(Working data)
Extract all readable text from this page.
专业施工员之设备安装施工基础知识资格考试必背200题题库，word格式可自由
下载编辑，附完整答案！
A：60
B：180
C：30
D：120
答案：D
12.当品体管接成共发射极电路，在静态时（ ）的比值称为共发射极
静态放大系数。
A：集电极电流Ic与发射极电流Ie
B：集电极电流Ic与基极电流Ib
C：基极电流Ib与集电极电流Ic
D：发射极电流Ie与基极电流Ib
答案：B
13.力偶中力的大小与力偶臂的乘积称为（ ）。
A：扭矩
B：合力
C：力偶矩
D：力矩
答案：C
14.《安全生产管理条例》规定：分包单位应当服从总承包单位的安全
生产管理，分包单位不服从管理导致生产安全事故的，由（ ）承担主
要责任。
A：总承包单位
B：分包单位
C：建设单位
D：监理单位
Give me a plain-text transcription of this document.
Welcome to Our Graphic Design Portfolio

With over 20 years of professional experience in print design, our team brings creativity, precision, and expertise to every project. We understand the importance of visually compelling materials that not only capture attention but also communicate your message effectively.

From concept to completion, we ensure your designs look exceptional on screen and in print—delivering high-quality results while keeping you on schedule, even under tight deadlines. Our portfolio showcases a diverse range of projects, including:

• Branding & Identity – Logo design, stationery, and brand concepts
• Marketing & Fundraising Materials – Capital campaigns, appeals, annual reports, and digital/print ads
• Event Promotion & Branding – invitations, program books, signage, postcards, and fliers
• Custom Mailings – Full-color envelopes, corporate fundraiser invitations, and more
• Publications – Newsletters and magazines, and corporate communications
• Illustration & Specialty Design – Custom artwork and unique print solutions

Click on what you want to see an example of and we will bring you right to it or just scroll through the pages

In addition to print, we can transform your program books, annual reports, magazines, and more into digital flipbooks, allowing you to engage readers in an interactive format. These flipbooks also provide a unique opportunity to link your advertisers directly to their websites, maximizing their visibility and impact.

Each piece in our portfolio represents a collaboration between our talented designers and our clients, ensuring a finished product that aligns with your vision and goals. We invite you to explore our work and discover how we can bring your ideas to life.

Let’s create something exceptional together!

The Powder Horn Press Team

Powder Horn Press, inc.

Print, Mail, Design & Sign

(Problem to work on) List each line in the listing that contains the string "program".

(Answer below)
• Event Promotion & Branding – invitations, program books, signage, postcards, and fliers
In addition to print, we can transform your program books, annual reports, magazines, and more into digital flipbooks, allowing you to engage readers in an interactive format. These flipbooks also provide a unique opportunity to link your advertisers directly to their websites, maximizing their visibility and impact.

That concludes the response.